SET PROBLEM: Any pictures in the records below should be skipped; write out everything else exactly.

EXERCISE MATERIAL:
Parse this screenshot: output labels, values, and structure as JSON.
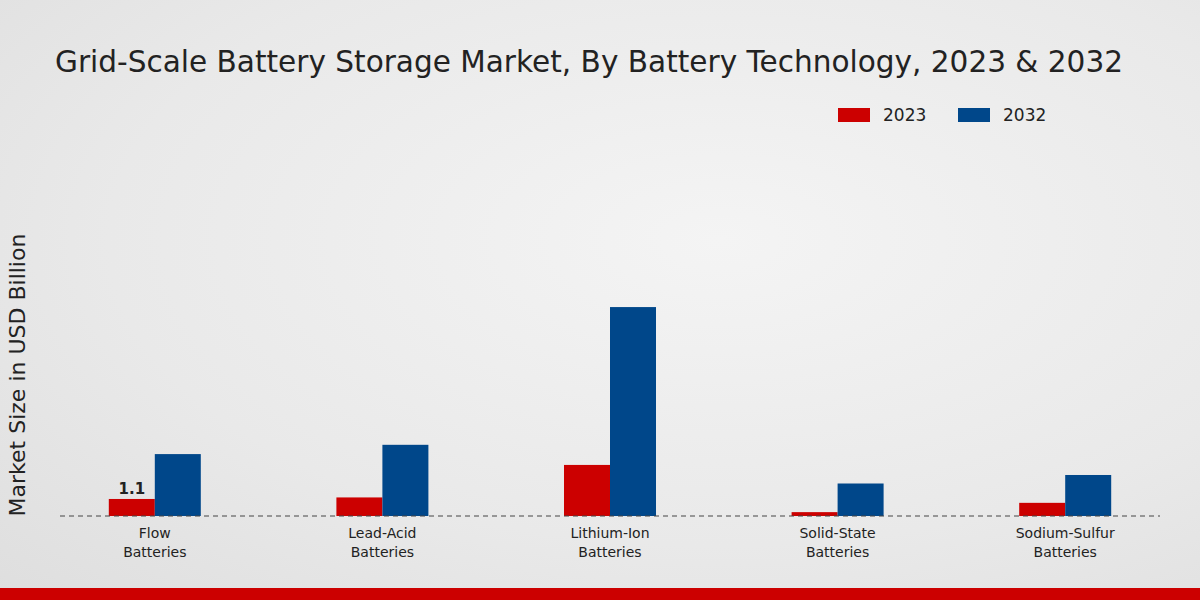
{
  "chart_data": {
    "type": "bar",
    "title": "Grid-Scale Battery Storage Market, By Battery Technology, 2023 & 2032",
    "y_label": "Market Size in USD Billion",
    "categories": [
      "Flow Batteries",
      "Lead-Acid Batteries",
      "Lithium-Ion Batteries",
      "Solid-State Batteries",
      "Sodium-Sulfur Batteries"
    ],
    "series": [
      {
        "name": "2023",
        "color": "#cc0000",
        "values": [
          1.1,
          1.2,
          3.3,
          0.25,
          0.85
        ],
        "value_labels": [
          "1.1",
          null,
          null,
          null,
          null
        ]
      },
      {
        "name": "2032",
        "color": "#00478a",
        "values": [
          4.0,
          4.6,
          13.5,
          2.1,
          2.65
        ]
      }
    ],
    "ylim": [
      0,
      21
    ],
    "yticks": [
      0
    ],
    "tick_labels": "x",
    "legend": "top-right",
    "grid": false
  }
}
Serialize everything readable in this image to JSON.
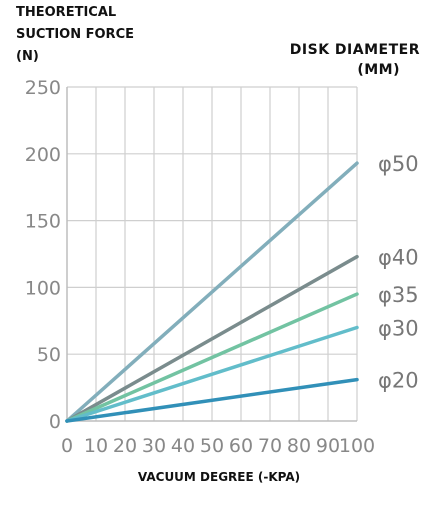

FULL RESPONSE:
Parse this screenshot: output labels, values, and structure as JSON.
{
  "chart_data": {
    "type": "bar",
    "title": "Grid-Scale Battery Storage Market, By Battery Technology, 2023 & 2032",
    "y_label": "Market Size in USD Billion",
    "categories": [
      "Flow Batteries",
      "Lead-Acid Batteries",
      "Lithium-Ion Batteries",
      "Solid-State Batteries",
      "Sodium-Sulfur Batteries"
    ],
    "series": [
      {
        "name": "2023",
        "color": "#cc0000",
        "values": [
          1.1,
          1.2,
          3.3,
          0.25,
          0.85
        ],
        "value_labels": [
          "1.1",
          null,
          null,
          null,
          null
        ]
      },
      {
        "name": "2032",
        "color": "#00478a",
        "values": [
          4.0,
          4.6,
          13.5,
          2.1,
          2.65
        ]
      }
    ],
    "ylim": [
      0,
      21
    ],
    "yticks": [
      0
    ],
    "tick_labels": "x",
    "legend": "top-right",
    "grid": false
  }
}
Serialize everything readable in this image to JSON.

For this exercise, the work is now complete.